| EXERCISE REQUIREMENTS |
Every line of the material that follows must be printed again exactly.

☆ ☆ ☆ ☆ ☆

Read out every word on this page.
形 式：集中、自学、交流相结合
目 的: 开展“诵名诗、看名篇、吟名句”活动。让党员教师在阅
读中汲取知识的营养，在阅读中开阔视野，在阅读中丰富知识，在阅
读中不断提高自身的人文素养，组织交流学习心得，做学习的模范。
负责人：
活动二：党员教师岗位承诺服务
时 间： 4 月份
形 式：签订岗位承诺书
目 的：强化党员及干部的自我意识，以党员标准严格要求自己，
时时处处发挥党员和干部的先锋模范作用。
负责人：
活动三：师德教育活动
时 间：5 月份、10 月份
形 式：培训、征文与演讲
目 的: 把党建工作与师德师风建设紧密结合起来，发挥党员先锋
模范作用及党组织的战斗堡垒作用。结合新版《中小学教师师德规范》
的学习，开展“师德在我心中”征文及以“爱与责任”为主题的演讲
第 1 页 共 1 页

☆ ☆ ☆ ☆ ☆

| CORRECT RESPONSE |
Read out every word on this page.
形 式：集中、自学、交流相结合
目 的: 开展“诵名诗、看名篇、吟名句”活动。让党员教师在阅
读中汲取知识的营养，在阅读中开阔视野，在阅读中丰富知识，在阅
读中不断提高自身的人文素养，组织交流学习心得，做学习的模范。
负责人：
活动二：党员教师岗位承诺服务
时 间： 4 月份
形 式：签订岗位承诺书
目 的：强化党员及干部的自我意识，以党员标准严格要求自己，
时时处处发挥党员和干部的先锋模范作用。
负责人：
活动三：师德教育活动
时 间：5 月份、10 月份
形 式：培训、征文与演讲
目 的: 把党建工作与师德师风建设紧密结合起来，发挥党员先锋
模范作用及党组织的战斗堡垒作用。结合新版《中小学教师师德规范》
的学习，开展“师德在我心中”征文及以“爱与责任”为主题的演讲
第 1 页 共 1 页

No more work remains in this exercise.